**WORK TO COMPLETE:**
Using the material below, work out how many lines contain the word "this". Reply with the number and nothing more.

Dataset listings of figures

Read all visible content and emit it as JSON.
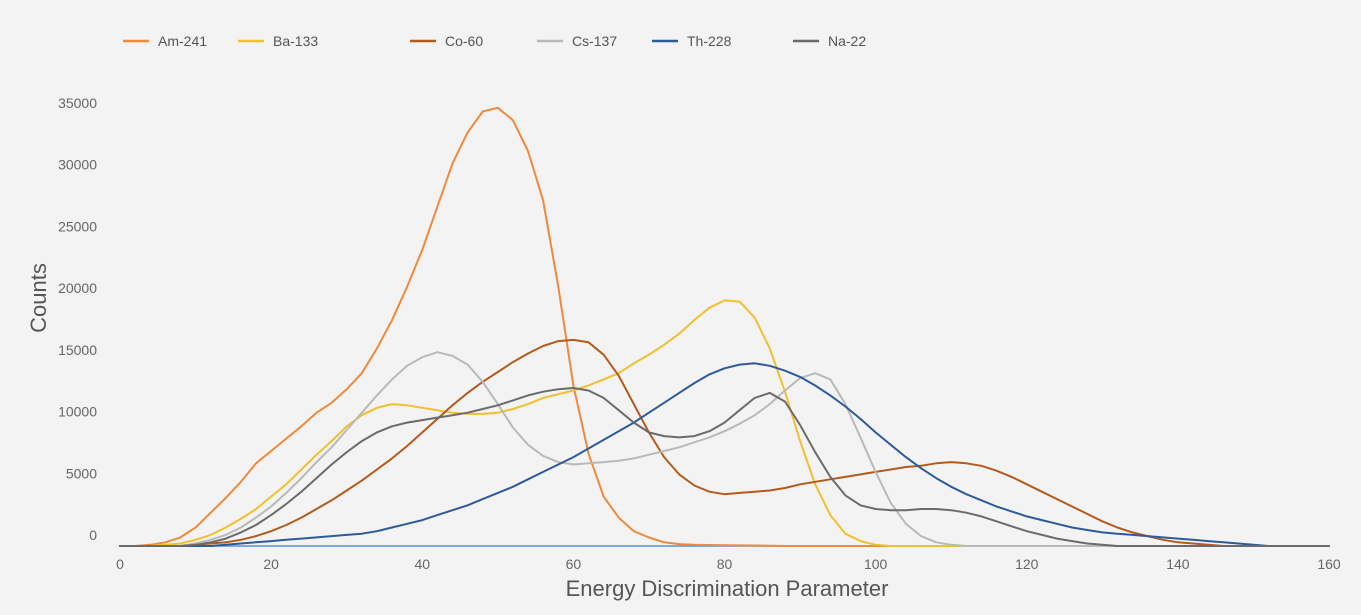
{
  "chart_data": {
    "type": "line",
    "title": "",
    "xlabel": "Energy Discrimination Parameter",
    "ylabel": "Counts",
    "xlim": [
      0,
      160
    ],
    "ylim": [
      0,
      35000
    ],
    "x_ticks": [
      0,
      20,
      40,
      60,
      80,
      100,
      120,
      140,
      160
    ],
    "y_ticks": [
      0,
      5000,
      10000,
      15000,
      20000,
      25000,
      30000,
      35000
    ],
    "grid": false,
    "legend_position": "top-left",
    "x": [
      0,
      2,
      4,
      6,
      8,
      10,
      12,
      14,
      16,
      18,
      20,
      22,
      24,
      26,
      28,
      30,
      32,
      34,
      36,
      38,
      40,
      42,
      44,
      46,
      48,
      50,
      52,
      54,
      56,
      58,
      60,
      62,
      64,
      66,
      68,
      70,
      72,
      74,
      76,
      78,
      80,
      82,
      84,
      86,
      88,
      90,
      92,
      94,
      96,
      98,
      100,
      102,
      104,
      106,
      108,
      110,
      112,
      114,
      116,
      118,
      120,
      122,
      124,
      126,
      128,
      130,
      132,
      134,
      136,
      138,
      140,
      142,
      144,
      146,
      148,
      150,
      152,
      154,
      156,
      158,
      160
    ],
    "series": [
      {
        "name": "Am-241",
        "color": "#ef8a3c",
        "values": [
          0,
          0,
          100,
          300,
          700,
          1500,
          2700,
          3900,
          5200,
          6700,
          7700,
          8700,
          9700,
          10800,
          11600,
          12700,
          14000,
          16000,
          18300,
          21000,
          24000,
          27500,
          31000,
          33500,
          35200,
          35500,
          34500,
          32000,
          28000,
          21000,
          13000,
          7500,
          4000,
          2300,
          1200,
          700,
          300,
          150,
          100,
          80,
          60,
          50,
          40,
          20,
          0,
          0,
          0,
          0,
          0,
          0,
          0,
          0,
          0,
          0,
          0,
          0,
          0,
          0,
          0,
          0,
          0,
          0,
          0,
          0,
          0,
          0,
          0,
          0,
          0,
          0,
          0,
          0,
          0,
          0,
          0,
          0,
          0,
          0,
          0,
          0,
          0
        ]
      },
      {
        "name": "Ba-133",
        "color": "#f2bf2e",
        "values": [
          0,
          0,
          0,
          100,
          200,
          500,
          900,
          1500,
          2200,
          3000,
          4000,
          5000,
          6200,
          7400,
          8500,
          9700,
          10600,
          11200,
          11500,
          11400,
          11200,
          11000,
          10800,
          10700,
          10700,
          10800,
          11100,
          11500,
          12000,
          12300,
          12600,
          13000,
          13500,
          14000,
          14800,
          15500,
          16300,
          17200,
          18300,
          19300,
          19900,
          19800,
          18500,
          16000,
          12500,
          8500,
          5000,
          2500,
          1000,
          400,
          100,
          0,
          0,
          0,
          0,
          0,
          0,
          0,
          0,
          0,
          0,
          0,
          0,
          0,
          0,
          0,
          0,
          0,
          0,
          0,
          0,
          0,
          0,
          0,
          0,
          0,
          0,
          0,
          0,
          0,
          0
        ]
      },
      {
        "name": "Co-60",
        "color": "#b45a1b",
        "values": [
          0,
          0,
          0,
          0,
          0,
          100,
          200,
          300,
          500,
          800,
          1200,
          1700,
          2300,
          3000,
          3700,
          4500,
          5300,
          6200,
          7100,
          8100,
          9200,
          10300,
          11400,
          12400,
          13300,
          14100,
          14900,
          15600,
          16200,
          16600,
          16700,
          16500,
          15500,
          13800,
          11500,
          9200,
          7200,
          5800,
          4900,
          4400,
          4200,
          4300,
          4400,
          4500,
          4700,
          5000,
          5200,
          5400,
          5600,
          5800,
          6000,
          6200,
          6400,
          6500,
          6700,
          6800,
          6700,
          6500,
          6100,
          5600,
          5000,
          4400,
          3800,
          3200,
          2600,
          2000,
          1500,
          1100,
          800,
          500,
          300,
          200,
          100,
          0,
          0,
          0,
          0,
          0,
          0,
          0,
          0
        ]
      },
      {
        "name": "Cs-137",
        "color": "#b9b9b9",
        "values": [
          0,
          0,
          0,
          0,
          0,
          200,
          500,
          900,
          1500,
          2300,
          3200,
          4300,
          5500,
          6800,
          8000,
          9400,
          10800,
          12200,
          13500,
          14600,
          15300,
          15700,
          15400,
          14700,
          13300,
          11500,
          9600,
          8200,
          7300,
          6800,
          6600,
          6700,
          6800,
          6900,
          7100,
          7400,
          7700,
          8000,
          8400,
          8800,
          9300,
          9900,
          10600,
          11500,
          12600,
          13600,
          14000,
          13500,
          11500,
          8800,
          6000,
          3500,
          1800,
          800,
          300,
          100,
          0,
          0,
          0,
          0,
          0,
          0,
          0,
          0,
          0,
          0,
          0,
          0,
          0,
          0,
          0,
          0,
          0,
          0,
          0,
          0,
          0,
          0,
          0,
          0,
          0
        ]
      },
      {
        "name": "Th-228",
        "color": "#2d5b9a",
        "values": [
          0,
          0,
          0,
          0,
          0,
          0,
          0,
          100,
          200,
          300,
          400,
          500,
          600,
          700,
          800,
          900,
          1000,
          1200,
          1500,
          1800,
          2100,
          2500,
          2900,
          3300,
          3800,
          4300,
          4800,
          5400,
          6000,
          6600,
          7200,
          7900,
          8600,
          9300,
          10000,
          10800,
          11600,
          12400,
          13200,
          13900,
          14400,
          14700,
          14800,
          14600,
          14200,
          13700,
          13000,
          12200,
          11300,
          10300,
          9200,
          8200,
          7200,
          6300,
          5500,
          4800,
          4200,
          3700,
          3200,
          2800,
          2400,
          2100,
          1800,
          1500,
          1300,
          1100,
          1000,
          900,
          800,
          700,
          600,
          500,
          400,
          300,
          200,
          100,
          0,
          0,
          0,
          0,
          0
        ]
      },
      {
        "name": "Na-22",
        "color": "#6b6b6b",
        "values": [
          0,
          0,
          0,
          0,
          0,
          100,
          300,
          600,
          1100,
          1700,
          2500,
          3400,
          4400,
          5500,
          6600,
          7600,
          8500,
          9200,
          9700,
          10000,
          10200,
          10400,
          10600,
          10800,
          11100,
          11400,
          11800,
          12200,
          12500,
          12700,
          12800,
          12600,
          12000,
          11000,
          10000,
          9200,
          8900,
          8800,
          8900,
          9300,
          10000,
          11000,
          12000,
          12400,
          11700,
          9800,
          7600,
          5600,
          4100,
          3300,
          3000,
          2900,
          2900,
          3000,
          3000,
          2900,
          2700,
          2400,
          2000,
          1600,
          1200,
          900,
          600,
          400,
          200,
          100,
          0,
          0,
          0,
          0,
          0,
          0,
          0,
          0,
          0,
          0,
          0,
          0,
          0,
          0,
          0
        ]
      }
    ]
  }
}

* * *

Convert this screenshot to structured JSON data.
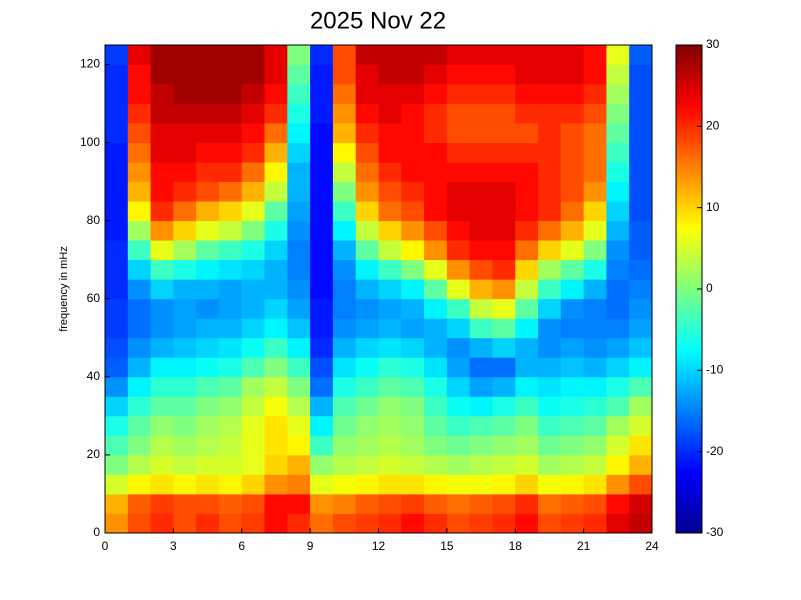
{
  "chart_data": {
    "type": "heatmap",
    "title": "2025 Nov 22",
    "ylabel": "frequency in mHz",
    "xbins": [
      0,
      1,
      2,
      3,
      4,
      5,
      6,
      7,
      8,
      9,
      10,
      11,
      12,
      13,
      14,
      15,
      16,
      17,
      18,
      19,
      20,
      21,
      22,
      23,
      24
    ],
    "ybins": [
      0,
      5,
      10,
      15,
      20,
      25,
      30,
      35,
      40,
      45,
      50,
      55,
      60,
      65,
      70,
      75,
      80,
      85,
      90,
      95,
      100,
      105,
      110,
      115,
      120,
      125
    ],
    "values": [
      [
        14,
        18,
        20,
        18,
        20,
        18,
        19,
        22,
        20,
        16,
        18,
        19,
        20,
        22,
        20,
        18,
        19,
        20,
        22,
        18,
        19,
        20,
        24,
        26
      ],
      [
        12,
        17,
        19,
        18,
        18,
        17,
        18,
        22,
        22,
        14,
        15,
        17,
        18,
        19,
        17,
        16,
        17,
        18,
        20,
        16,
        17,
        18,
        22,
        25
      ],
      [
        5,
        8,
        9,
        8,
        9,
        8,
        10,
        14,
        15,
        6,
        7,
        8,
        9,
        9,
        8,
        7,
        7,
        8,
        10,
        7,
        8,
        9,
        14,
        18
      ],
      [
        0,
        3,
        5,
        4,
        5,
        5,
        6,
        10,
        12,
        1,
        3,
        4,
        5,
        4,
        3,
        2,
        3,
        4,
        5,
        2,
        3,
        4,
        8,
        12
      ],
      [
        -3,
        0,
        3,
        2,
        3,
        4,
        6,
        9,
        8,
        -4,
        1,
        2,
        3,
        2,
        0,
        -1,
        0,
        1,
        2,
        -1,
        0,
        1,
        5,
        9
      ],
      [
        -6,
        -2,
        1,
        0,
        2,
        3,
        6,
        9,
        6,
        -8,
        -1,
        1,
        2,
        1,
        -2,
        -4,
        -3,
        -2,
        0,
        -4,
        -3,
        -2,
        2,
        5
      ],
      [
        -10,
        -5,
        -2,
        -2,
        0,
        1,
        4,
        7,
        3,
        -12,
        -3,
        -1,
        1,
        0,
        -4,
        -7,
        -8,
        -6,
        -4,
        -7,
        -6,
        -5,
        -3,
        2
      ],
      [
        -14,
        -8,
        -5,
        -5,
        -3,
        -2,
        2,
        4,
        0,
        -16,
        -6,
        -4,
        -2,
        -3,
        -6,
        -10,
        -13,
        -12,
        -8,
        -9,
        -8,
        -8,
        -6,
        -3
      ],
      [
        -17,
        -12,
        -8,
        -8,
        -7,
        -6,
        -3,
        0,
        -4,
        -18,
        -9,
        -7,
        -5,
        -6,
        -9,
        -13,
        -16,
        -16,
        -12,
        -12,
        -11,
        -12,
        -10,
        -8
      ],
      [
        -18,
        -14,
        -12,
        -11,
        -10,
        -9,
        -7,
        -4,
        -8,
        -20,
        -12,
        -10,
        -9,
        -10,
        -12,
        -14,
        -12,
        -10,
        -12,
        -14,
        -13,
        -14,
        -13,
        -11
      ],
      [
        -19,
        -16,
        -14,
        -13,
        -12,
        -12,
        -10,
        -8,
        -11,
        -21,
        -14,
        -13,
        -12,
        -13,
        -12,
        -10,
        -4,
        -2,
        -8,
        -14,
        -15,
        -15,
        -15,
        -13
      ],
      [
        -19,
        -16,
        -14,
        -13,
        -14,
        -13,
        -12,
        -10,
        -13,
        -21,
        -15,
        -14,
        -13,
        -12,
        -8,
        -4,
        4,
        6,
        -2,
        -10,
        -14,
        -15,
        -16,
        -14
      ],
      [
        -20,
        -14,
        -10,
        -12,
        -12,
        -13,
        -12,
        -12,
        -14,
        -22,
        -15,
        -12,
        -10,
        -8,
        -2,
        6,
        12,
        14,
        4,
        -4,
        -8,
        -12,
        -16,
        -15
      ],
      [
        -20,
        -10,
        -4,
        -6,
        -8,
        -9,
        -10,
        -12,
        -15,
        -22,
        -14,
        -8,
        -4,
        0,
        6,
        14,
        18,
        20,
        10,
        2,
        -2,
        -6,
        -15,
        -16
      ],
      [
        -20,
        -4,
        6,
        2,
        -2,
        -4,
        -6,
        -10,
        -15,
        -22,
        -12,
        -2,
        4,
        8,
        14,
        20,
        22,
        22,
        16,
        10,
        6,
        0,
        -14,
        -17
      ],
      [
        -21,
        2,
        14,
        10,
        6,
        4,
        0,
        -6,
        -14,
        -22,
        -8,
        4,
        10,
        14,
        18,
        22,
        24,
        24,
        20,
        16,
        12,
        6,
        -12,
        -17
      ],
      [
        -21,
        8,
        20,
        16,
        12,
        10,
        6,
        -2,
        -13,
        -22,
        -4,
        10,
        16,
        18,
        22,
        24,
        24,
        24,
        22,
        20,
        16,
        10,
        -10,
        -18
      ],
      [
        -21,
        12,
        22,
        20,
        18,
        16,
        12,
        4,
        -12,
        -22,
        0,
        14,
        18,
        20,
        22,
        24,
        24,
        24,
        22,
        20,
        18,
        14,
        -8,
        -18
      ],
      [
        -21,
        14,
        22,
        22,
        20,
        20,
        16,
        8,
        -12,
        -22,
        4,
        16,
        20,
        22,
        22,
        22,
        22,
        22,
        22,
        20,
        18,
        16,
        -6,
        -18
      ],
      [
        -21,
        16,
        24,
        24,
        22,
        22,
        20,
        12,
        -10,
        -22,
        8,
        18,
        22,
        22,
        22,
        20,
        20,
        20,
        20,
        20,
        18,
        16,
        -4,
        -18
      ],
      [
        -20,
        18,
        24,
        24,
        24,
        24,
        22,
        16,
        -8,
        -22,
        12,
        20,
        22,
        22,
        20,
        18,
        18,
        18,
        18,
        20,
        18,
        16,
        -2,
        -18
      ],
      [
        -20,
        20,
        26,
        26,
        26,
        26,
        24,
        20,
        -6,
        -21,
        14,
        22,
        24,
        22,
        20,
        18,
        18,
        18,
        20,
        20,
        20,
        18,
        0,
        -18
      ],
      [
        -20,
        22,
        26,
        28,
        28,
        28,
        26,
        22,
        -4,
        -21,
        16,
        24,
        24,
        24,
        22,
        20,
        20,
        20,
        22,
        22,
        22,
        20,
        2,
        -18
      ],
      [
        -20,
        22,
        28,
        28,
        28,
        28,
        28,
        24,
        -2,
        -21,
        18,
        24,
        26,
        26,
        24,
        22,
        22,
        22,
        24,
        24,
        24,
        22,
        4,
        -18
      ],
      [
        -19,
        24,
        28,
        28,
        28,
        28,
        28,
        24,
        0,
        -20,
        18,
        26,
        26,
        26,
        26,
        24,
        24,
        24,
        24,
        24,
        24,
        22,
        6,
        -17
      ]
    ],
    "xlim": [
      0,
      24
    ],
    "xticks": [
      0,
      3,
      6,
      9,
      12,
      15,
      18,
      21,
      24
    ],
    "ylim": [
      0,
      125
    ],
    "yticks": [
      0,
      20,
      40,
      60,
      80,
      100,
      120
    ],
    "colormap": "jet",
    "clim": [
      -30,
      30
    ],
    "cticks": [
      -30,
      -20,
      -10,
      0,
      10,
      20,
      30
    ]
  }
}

...

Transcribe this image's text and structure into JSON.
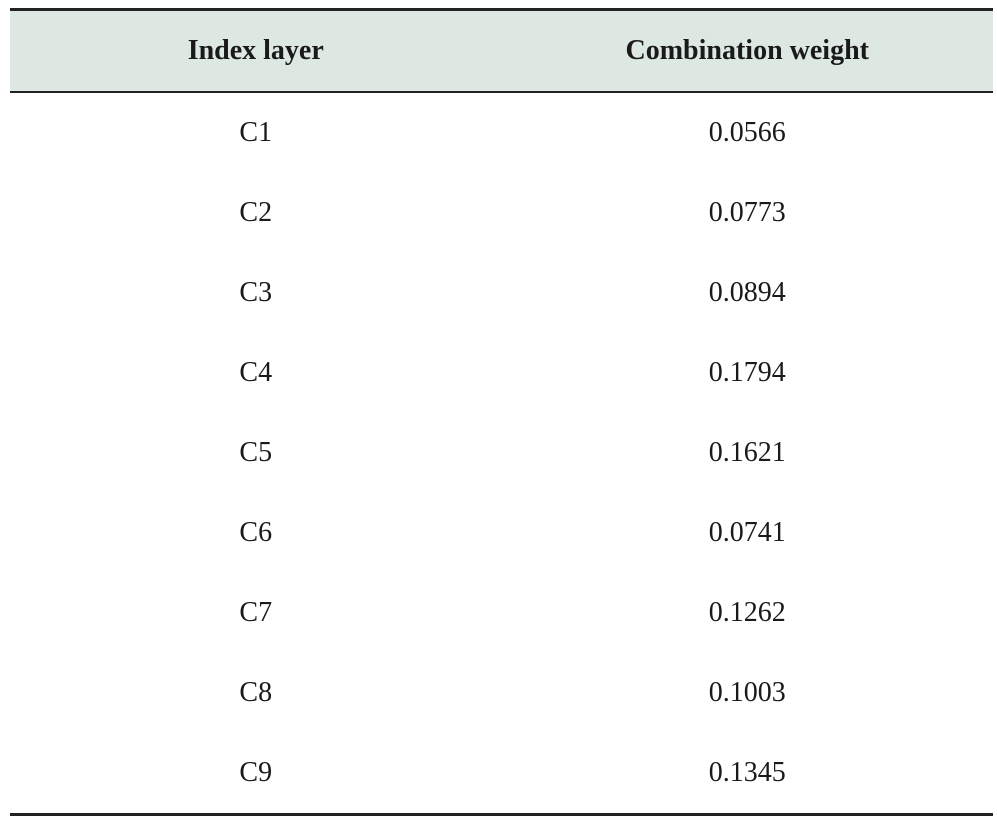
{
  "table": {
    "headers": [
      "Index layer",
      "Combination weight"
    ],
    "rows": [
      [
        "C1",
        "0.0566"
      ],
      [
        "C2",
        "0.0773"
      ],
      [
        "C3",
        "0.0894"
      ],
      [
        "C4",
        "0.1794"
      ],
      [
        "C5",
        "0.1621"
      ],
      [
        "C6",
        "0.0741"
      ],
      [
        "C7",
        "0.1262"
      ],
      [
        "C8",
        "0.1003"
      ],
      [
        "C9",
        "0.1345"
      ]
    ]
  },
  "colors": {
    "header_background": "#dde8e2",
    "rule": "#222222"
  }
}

**WRITTEN ANSWER:**
2